TASK> Write the data out again in full, with no departure from the original.

Source data:
----
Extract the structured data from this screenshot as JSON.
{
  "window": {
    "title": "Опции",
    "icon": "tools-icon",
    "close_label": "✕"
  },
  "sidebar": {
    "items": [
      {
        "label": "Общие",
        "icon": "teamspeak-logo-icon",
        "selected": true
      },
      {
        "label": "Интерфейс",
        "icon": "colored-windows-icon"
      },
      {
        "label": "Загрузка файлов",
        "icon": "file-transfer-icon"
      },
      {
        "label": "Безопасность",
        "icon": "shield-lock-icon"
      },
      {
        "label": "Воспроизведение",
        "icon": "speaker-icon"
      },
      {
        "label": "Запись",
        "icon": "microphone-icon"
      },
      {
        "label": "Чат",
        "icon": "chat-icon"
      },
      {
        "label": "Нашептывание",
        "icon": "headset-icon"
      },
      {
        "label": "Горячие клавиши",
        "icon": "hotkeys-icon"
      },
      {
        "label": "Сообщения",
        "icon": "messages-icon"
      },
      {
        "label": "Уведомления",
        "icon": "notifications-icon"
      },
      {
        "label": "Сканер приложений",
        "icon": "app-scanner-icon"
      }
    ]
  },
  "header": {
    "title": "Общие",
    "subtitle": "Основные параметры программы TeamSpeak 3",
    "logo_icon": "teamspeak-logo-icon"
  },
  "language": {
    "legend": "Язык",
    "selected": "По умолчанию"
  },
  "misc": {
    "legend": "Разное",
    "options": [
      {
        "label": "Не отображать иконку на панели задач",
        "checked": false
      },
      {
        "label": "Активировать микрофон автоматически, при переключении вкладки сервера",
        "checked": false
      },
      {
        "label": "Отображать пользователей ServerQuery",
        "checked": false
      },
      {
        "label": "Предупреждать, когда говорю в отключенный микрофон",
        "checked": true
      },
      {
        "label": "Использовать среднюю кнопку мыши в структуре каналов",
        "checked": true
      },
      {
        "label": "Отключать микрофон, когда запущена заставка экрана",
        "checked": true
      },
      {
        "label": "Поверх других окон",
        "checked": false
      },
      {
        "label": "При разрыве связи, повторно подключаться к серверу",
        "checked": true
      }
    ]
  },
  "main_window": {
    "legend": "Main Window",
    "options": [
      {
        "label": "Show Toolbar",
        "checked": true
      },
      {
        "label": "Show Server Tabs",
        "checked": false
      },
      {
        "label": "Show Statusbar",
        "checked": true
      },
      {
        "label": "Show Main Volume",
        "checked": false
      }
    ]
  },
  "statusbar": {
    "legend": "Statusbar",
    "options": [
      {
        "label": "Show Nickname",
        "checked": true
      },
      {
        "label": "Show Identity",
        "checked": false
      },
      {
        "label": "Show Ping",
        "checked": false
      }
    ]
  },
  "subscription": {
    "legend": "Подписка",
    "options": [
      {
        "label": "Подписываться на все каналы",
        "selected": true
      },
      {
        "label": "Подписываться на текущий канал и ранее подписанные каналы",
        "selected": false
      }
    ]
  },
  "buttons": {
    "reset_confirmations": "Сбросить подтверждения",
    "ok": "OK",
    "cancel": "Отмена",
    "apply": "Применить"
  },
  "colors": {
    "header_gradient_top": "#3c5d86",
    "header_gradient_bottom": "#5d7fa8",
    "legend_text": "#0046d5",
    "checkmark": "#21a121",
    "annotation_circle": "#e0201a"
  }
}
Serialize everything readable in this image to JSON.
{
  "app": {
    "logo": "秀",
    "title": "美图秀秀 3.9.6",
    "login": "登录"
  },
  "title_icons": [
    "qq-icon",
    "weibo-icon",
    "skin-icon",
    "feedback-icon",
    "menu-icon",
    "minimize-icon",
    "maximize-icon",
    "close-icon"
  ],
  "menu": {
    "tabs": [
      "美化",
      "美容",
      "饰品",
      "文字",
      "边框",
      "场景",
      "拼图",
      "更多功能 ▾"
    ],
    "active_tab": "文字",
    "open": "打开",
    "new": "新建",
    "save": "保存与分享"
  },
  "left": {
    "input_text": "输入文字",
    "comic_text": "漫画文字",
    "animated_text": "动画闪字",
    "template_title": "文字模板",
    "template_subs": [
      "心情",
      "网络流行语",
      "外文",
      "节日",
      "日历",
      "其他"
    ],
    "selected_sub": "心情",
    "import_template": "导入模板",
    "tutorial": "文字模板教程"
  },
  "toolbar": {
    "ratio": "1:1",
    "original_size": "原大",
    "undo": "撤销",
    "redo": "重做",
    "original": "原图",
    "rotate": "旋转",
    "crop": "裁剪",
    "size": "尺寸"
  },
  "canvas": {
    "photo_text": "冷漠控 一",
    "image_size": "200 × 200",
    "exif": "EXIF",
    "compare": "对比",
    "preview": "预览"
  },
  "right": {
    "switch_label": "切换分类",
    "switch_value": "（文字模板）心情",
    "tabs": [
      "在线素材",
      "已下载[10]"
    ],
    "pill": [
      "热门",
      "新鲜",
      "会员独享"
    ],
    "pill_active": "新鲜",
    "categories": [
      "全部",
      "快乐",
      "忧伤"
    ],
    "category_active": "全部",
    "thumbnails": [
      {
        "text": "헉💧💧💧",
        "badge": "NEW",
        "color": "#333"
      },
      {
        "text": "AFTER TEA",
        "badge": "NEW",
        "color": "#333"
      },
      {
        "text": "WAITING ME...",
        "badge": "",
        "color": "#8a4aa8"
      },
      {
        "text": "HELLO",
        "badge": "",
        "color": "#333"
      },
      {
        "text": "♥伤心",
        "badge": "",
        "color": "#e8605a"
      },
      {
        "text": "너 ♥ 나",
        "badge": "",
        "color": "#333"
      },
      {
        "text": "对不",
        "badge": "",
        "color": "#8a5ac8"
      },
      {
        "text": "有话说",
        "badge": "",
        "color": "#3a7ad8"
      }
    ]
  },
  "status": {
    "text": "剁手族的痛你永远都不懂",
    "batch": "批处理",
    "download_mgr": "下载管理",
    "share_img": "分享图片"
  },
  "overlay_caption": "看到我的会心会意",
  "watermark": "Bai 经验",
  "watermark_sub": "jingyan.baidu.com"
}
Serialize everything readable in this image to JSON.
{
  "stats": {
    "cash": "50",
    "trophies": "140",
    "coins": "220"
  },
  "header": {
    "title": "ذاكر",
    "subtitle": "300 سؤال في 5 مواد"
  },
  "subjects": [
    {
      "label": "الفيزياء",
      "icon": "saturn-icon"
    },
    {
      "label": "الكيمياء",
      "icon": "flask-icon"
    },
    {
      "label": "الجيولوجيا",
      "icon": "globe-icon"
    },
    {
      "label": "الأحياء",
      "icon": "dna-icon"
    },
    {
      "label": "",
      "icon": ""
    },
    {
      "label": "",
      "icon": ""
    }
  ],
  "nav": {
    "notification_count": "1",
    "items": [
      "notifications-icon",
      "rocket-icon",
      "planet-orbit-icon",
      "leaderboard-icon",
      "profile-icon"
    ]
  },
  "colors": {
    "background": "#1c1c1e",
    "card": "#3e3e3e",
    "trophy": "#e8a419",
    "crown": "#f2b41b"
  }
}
----
SOLUTION FOR THIS PROBLEM>
Extract the structured data from this screenshot as JSON.
{
  "window": {
    "title": "Опции",
    "icon": "tools-icon",
    "close_label": "✕"
  },
  "sidebar": {
    "items": [
      {
        "label": "Общие",
        "icon": "teamspeak-logo-icon",
        "selected": true
      },
      {
        "label": "Интерфейс",
        "icon": "colored-windows-icon"
      },
      {
        "label": "Загрузка файлов",
        "icon": "file-transfer-icon"
      },
      {
        "label": "Безопасность",
        "icon": "shield-lock-icon"
      },
      {
        "label": "Воспроизведение",
        "icon": "speaker-icon"
      },
      {
        "label": "Запись",
        "icon": "microphone-icon"
      },
      {
        "label": "Чат",
        "icon": "chat-icon"
      },
      {
        "label": "Нашептывание",
        "icon": "headset-icon"
      },
      {
        "label": "Горячие клавиши",
        "icon": "hotkeys-icon"
      },
      {
        "label": "Сообщения",
        "icon": "messages-icon"
      },
      {
        "label": "Уведомления",
        "icon": "notifications-icon"
      },
      {
        "label": "Сканер приложений",
        "icon": "app-scanner-icon"
      }
    ]
  },
  "header": {
    "title": "Общие",
    "subtitle": "Основные параметры программы TeamSpeak 3",
    "logo_icon": "teamspeak-logo-icon"
  },
  "language": {
    "legend": "Язык",
    "selected": "По умолчанию"
  },
  "misc": {
    "legend": "Разное",
    "options": [
      {
        "label": "Не отображать иконку на панели задач",
        "checked": false
      },
      {
        "label": "Активировать микрофон автоматически, при переключении вкладки сервера",
        "checked": false
      },
      {
        "label": "Отображать пользователей ServerQuery",
        "checked": false
      },
      {
        "label": "Предупреждать, когда говорю в отключенный микрофон",
        "checked": true
      },
      {
        "label": "Использовать среднюю кнопку мыши в структуре каналов",
        "checked": true
      },
      {
        "label": "Отключать микрофон, когда запущена заставка экрана",
        "checked": true
      },
      {
        "label": "Поверх других окон",
        "checked": false
      },
      {
        "label": "При разрыве связи, повторно подключаться к серверу",
        "checked": true
      }
    ]
  },
  "main_window": {
    "legend": "Main Window",
    "options": [
      {
        "label": "Show Toolbar",
        "checked": true
      },
      {
        "label": "Show Server Tabs",
        "checked": false
      },
      {
        "label": "Show Statusbar",
        "checked": true
      },
      {
        "label": "Show Main Volume",
        "checked": false
      }
    ]
  },
  "statusbar": {
    "legend": "Statusbar",
    "options": [
      {
        "label": "Show Nickname",
        "checked": true
      },
      {
        "label": "Show Identity",
        "checked": false
      },
      {
        "label": "Show Ping",
        "checked": false
      }
    ]
  },
  "subscription": {
    "legend": "Подписка",
    "options": [
      {
        "label": "Подписываться на все каналы",
        "selected": true
      },
      {
        "label": "Подписываться на текущий канал и ранее подписанные каналы",
        "selected": false
      }
    ]
  },
  "buttons": {
    "reset_confirmations": "Сбросить подтверждения",
    "ok": "OK",
    "cancel": "Отмена",
    "apply": "Применить"
  },
  "colors": {
    "header_gradient_top": "#3c5d86",
    "header_gradient_bottom": "#5d7fa8",
    "legend_text": "#0046d5",
    "checkmark": "#21a121",
    "annotation_circle": "#e0201a"
  }
}
Serialize everything readable in this image to JSON.
{
  "app": {
    "logo": "秀",
    "title": "美图秀秀 3.9.6",
    "login": "登录"
  },
  "title_icons": [
    "qq-icon",
    "weibo-icon",
    "skin-icon",
    "feedback-icon",
    "menu-icon",
    "minimize-icon",
    "maximize-icon",
    "close-icon"
  ],
  "menu": {
    "tabs": [
      "美化",
      "美容",
      "饰品",
      "文字",
      "边框",
      "场景",
      "拼图",
      "更多功能 ▾"
    ],
    "active_tab": "文字",
    "open": "打开",
    "new": "新建",
    "save": "保存与分享"
  },
  "left": {
    "input_text": "输入文字",
    "comic_text": "漫画文字",
    "animated_text": "动画闪字",
    "template_title": "文字模板",
    "template_subs": [
      "心情",
      "网络流行语",
      "外文",
      "节日",
      "日历",
      "其他"
    ],
    "selected_sub": "心情",
    "import_template": "导入模板",
    "tutorial": "文字模板教程"
  },
  "toolbar": {
    "ratio": "1:1",
    "original_size": "原大",
    "undo": "撤销",
    "redo": "重做",
    "original": "原图",
    "rotate": "旋转",
    "crop": "裁剪",
    "size": "尺寸"
  },
  "canvas": {
    "photo_text": "冷漠控 一",
    "image_size": "200 × 200",
    "exif": "EXIF",
    "compare": "对比",
    "preview": "预览"
  },
  "right": {
    "switch_label": "切换分类",
    "switch_value": "（文字模板）心情",
    "tabs": [
      "在线素材",
      "已下载[10]"
    ],
    "pill": [
      "热门",
      "新鲜",
      "会员独享"
    ],
    "pill_active": "新鲜",
    "categories": [
      "全部",
      "快乐",
      "忧伤"
    ],
    "category_active": "全部",
    "thumbnails": [
      {
        "text": "헉💧💧💧",
        "badge": "NEW",
        "color": "#333"
      },
      {
        "text": "AFTER TEA",
        "badge": "NEW",
        "color": "#333"
      },
      {
        "text": "WAITING ME...",
        "badge": "",
        "color": "#8a4aa8"
      },
      {
        "text": "HELLO",
        "badge": "",
        "color": "#333"
      },
      {
        "text": "♥伤心",
        "badge": "",
        "color": "#e8605a"
      },
      {
        "text": "너 ♥ 나",
        "badge": "",
        "color": "#333"
      },
      {
        "text": "对不",
        "badge": "",
        "color": "#8a5ac8"
      },
      {
        "text": "有话说",
        "badge": "",
        "color": "#3a7ad8"
      }
    ]
  },
  "status": {
    "text": "剁手族的痛你永远都不懂",
    "batch": "批处理",
    "download_mgr": "下载管理",
    "share_img": "分享图片"
  },
  "overlay_caption": "看到我的会心会意",
  "watermark": "Bai 经验",
  "watermark_sub": "jingyan.baidu.com"
}
Serialize everything readable in this image to JSON.
{
  "stats": {
    "cash": "50",
    "trophies": "140",
    "coins": "220"
  },
  "header": {
    "title": "ذاكر",
    "subtitle": "300 سؤال في 5 مواد"
  },
  "subjects": [
    {
      "label": "الفيزياء",
      "icon": "saturn-icon"
    },
    {
      "label": "الكيمياء",
      "icon": "flask-icon"
    },
    {
      "label": "الجيولوجيا",
      "icon": "globe-icon"
    },
    {
      "label": "الأحياء",
      "icon": "dna-icon"
    },
    {
      "label": "",
      "icon": ""
    },
    {
      "label": "",
      "icon": ""
    }
  ],
  "nav": {
    "notification_count": "1",
    "items": [
      "notifications-icon",
      "rocket-icon",
      "planet-orbit-icon",
      "leaderboard-icon",
      "profile-icon"
    ]
  },
  "colors": {
    "background": "#1c1c1e",
    "card": "#3e3e3e",
    "trophy": "#e8a419",
    "crown": "#f2b41b"
  }
}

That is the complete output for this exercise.